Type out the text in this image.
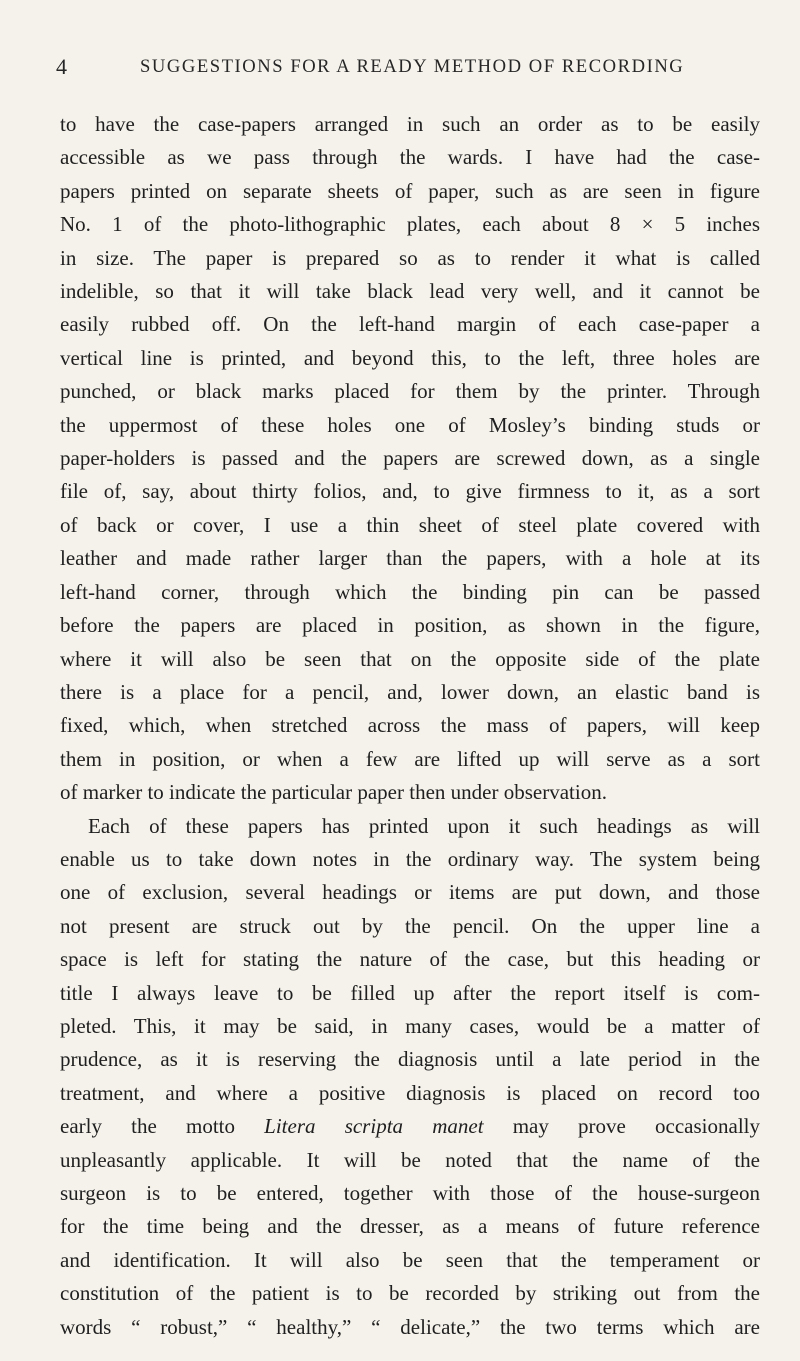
4	SUGGESTIONS FOR A READY METHOD OF RECORDING
to have the case-papers arranged in such an order as to be easily
accessible as we pass through the wards. I have had the case-
papers printed on separate sheets of paper, such as are seen in figure
No. 1 of the photo-lithographic plates, each about 8 × 5 inches
in size. The paper is prepared so as to render it what is called
indelible, so that it will take black lead very well, and it cannot be
easily rubbed off. On the left-hand margin of each case-paper a
vertical line is printed, and beyond this, to the left, three holes are
punched, or black marks placed for them by the printer. Through
the uppermost of these holes one of Mosley’s binding studs or
paper-holders is passed and the papers are screwed down, as a single
file of, say, about thirty folios, and, to give firmness to it, as a sort
of back or cover, I use a thin sheet of steel plate covered with
leather and made rather larger than the papers, with a hole at its
left-hand corner, through which the binding pin can be passed
before the papers are placed in position, as shown in the figure,
where it will also be seen that on the opposite side of the plate
there is a place for a pencil, and, lower down, an elastic band is
fixed, which, when stretched across the mass of papers, will keep
them in position, or when a few are lifted up will serve as a sort
of marker to indicate the particular paper then under observation.
Each of these papers has printed upon it such headings as will
enable us to take down notes in the ordinary way. The system being
one of exclusion, several headings or items are put down, and those
not present are struck out by the pencil. On the upper line a
space is left for stating the nature of the case, but this heading or
title I always leave to be filled up after the report itself is com-
pleted. This, it may be said, in many cases, would be a matter of
prudence, as it is reserving the diagnosis until a late period in the
treatment, and where a positive diagnosis is placed on record too
early the motto Litera scripta manet may prove occasionally
unpleasantly applicable. It will be noted that the name of the
surgeon is to be entered, together with those of the house-surgeon
for the time being and the dresser, as a means of future reference
and identification. It will also be seen that the temperament or
constitution of the patient is to be recorded by striking out from the
words “ robust,” “ healthy,” “ delicate,” the two terms which are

### WHAT IS BEING ASKED:
Transcribe the preceding listing in its entirety and with exact wording, leaving out pictures.

### THE RESULT:
Type out the text in this image.
4	SUGGESTIONS FOR A READY METHOD OF RECORDING
to have the case-papers arranged in such an order as to be easily
accessible as we pass through the wards. I have had the case-
papers printed on separate sheets of paper, such as are seen in figure
No. 1 of the photo-lithographic plates, each about 8 × 5 inches
in size. The paper is prepared so as to render it what is called
indelible, so that it will take black lead very well, and it cannot be
easily rubbed off. On the left-hand margin of each case-paper a
vertical line is printed, and beyond this, to the left, three holes are
punched, or black marks placed for them by the printer. Through
the uppermost of these holes one of Mosley’s binding studs or
paper-holders is passed and the papers are screwed down, as a single
file of, say, about thirty folios, and, to give firmness to it, as a sort
of back or cover, I use a thin sheet of steel plate covered with
leather and made rather larger than the papers, with a hole at its
left-hand corner, through which the binding pin can be passed
before the papers are placed in position, as shown in the figure,
where it will also be seen that on the opposite side of the plate
there is a place for a pencil, and, lower down, an elastic band is
fixed, which, when stretched across the mass of papers, will keep
them in position, or when a few are lifted up will serve as a sort
of marker to indicate the particular paper then under observation.
Each of these papers has printed upon it such headings as will
enable us to take down notes in the ordinary way. The system being
one of exclusion, several headings or items are put down, and those
not present are struck out by the pencil. On the upper line a
space is left for stating the nature of the case, but this heading or
title I always leave to be filled up after the report itself is com-
pleted. This, it may be said, in many cases, would be a matter of
prudence, as it is reserving the diagnosis until a late period in the
treatment, and where a positive diagnosis is placed on record too
early the motto Litera scripta manet may prove occasionally
unpleasantly applicable. It will be noted that the name of the
surgeon is to be entered, together with those of the house-surgeon
for the time being and the dresser, as a means of future reference
and identification. It will also be seen that the temperament or
constitution of the patient is to be recorded by striking out from the
words “ robust,” “ healthy,” “ delicate,” the two terms which are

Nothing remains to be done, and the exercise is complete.